▸ **TASK REQUIREMENTS**:
Copy out word for word the lines of the data below, from the first line through the line that contains "application-toolbar: Field check: [0, 36, 700, 66]", with both ends included.

Layout records
-- start --
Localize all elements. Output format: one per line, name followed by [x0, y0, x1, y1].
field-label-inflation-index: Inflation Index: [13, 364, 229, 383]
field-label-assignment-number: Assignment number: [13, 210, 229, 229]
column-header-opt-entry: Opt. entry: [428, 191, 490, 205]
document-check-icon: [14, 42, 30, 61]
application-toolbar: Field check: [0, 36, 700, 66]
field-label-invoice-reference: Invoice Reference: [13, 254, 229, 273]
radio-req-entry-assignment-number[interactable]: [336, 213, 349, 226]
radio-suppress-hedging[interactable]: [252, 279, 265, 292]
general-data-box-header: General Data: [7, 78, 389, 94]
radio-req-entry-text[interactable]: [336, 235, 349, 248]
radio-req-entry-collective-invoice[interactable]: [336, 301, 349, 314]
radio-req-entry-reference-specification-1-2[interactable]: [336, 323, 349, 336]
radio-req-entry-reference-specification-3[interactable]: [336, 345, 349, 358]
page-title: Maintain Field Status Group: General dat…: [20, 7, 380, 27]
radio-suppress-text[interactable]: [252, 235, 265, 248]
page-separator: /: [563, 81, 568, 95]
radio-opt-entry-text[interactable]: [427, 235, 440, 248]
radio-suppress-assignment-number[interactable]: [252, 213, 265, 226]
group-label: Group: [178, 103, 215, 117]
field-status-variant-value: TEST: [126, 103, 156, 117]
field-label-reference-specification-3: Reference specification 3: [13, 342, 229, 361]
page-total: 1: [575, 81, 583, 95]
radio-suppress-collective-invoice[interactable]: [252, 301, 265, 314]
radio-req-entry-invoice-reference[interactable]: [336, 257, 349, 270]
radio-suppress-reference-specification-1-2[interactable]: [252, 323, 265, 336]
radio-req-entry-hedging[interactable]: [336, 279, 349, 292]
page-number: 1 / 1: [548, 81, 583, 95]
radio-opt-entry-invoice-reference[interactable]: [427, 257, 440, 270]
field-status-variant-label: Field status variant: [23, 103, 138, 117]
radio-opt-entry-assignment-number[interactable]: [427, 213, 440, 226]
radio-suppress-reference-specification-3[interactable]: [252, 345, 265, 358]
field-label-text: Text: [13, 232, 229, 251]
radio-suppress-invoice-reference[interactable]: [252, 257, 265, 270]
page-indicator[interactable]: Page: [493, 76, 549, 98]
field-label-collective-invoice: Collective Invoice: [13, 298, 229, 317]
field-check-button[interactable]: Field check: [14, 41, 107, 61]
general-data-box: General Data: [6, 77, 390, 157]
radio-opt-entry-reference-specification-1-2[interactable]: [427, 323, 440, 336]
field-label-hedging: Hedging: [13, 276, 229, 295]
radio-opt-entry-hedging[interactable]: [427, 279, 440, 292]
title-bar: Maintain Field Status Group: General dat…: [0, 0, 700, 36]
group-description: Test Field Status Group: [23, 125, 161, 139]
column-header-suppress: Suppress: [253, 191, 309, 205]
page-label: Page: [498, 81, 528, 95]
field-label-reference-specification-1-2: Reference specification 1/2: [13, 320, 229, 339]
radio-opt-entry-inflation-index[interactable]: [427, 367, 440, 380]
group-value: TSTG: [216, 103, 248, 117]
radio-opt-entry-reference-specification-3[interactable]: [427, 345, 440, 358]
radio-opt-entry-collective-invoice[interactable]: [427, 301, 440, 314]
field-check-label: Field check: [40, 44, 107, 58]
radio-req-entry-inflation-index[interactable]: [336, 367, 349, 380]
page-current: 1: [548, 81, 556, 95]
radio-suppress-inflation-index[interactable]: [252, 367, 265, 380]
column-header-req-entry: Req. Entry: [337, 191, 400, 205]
-- end --
▸ **RESPONSE**:
Localize all elements. Output format: one per line, name followed by [x0, y0, x1, y1].
field-label-inflation-index: Inflation Index: [13, 364, 229, 383]
field-label-assignment-number: Assignment number: [13, 210, 229, 229]
column-header-opt-entry: Opt. entry: [428, 191, 490, 205]
document-check-icon: [14, 42, 30, 61]
application-toolbar: Field check: [0, 36, 700, 66]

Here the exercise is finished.